■ Recorded information:
---+---

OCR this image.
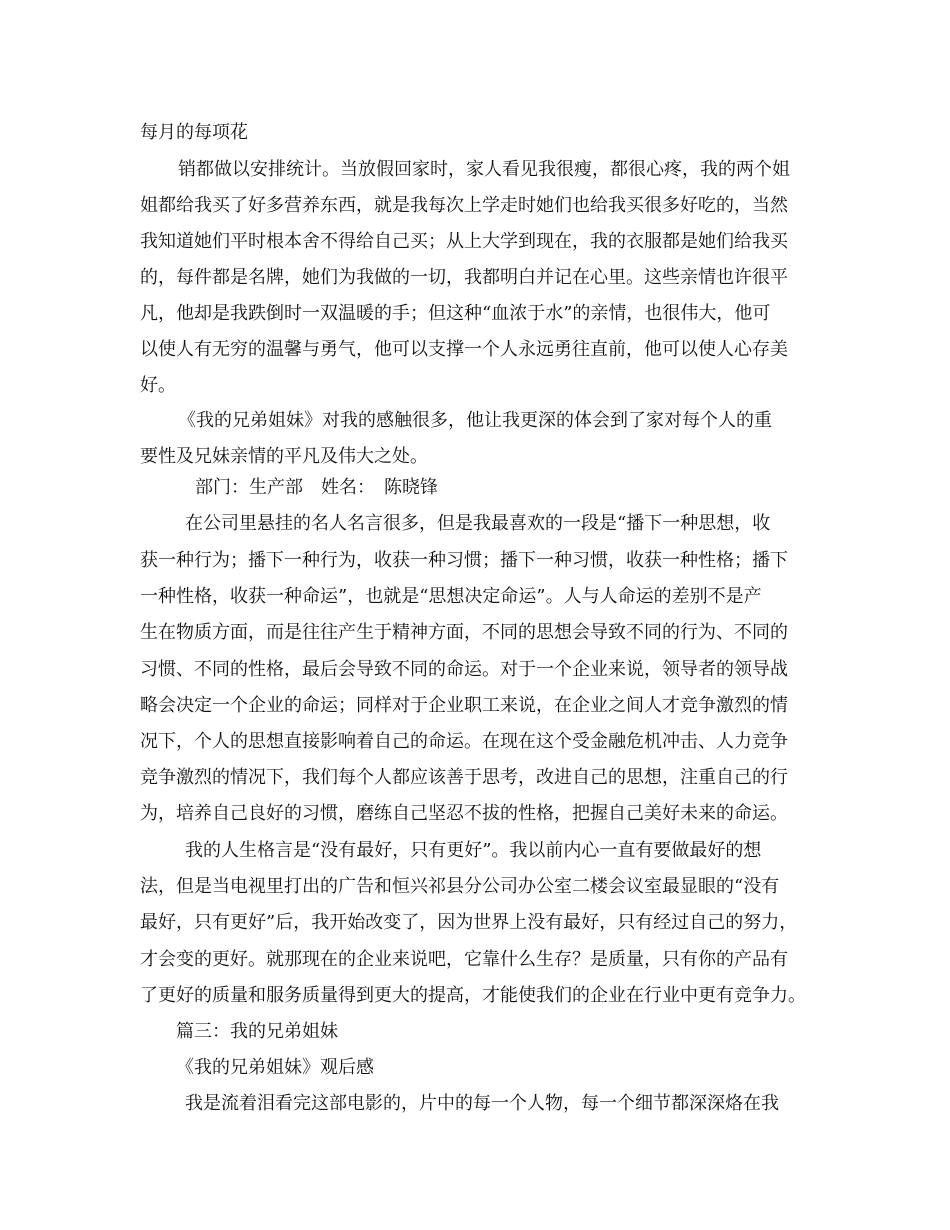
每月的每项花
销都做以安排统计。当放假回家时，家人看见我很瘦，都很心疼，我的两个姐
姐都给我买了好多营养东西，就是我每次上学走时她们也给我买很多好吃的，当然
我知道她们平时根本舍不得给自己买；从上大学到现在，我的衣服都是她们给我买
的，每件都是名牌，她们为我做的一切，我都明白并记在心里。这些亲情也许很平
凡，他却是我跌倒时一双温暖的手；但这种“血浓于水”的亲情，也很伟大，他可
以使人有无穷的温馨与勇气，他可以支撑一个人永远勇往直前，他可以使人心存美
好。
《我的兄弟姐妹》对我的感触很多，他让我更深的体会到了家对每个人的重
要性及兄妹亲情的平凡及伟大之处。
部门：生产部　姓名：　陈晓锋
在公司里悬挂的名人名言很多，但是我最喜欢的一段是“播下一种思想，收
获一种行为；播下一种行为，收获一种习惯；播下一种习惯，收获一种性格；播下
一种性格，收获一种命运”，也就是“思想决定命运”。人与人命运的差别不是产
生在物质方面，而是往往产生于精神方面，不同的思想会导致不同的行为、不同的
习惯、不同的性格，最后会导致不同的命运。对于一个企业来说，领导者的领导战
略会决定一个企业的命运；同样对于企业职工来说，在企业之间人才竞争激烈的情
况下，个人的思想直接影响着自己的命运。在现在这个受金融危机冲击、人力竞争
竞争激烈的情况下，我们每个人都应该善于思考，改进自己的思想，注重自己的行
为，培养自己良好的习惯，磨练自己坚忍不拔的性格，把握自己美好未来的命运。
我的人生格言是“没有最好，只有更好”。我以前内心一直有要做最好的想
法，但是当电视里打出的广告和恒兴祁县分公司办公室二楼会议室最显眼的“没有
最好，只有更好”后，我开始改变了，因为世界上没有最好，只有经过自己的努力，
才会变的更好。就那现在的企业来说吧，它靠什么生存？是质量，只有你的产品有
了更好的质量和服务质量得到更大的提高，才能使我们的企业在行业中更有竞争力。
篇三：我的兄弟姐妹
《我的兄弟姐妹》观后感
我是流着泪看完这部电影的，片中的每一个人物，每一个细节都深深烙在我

---+---

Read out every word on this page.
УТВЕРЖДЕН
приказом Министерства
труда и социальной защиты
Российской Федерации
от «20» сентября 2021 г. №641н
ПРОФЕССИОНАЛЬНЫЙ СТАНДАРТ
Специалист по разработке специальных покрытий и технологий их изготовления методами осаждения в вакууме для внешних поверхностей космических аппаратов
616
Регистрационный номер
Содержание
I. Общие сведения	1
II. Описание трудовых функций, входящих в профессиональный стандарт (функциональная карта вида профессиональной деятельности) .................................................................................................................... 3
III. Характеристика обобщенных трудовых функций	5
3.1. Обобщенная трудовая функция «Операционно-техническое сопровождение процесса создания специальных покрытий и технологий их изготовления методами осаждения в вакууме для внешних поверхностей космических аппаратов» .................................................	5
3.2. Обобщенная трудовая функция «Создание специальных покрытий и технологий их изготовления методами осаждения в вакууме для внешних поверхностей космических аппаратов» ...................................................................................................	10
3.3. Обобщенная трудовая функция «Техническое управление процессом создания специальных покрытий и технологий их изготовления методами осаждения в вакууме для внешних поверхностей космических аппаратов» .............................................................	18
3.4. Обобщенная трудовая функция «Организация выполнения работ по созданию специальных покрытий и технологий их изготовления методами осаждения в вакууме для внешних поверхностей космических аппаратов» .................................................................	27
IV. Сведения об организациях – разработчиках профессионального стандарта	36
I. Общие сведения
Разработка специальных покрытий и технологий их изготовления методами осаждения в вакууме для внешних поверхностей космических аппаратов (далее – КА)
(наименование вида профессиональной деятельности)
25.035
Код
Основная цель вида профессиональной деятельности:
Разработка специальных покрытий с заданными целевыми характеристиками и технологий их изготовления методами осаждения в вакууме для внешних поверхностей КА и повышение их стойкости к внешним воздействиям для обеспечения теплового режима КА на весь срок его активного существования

---+---

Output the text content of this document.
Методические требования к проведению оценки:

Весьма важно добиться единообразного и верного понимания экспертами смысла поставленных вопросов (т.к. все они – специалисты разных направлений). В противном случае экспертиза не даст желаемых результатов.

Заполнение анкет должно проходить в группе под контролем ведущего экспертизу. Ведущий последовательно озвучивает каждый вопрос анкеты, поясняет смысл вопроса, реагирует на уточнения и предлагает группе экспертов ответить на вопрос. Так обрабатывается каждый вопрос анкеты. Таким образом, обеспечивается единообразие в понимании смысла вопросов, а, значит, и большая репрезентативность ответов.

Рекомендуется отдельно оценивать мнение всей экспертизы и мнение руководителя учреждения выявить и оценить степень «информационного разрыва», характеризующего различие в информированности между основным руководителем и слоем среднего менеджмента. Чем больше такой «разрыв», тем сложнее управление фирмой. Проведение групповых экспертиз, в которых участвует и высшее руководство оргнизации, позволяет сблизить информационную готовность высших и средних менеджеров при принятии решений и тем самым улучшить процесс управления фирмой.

---+---

Copy out each line of the data where the string "вопросов" appears.

■ Final result:
Весьма важно добиться единообразного и верного понимания экспертами смысла поставленных вопросов (т.к. все они – специалисты разных направлений). В противном случае экспертиза не даст желаемых результатов.
Заполнение анкет должно проходить в группе под контролем ведущего экспертизу. Ведущий последовательно озвучивает каждый вопрос анкеты, поясняет смысл вопроса, реагирует на уточнения и предлагает группе экспертов ответить на вопрос. Так обрабатывается каждый вопрос анкеты. Таким образом, обеспечивается единообразие в понимании смысла вопросов, а, значит, и большая репрезентативность ответов.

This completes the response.